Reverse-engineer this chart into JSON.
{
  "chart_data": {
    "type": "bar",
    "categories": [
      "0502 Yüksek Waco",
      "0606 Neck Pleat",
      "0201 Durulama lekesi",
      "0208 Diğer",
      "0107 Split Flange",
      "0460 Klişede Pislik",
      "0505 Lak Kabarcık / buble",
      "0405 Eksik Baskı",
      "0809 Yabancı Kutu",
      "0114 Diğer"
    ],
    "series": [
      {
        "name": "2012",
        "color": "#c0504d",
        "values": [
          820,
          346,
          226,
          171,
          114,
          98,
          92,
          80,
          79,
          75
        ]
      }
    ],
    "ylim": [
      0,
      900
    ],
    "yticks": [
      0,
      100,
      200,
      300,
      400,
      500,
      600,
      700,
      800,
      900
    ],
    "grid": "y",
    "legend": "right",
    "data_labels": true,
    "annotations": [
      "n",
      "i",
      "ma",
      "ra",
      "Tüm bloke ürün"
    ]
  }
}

[Exercise]
Your task is to output the full set of records exactly as presented.

[Correct output]
Reverse-engineer this chart into JSON.
{
  "chart_data": {
    "type": "bar",
    "categories": [
      "0502 Yüksek Waco",
      "0606 Neck Pleat",
      "0201 Durulama lekesi",
      "0208 Diğer",
      "0107 Split Flange",
      "0460 Klişede Pislik",
      "0505 Lak Kabarcık / buble",
      "0405 Eksik Baskı",
      "0809 Yabancı Kutu",
      "0114 Diğer"
    ],
    "series": [
      {
        "name": "2012",
        "color": "#c0504d",
        "values": [
          820,
          346,
          226,
          171,
          114,
          98,
          92,
          80,
          79,
          75
        ]
      }
    ],
    "ylim": [
      0,
      900
    ],
    "yticks": [
      0,
      100,
      200,
      300,
      400,
      500,
      600,
      700,
      800,
      900
    ],
    "grid": "y",
    "legend": "right",
    "data_labels": true,
    "annotations": [
      "n",
      "i",
      "ma",
      "ra",
      "Tüm bloke ürün"
    ]
  }
}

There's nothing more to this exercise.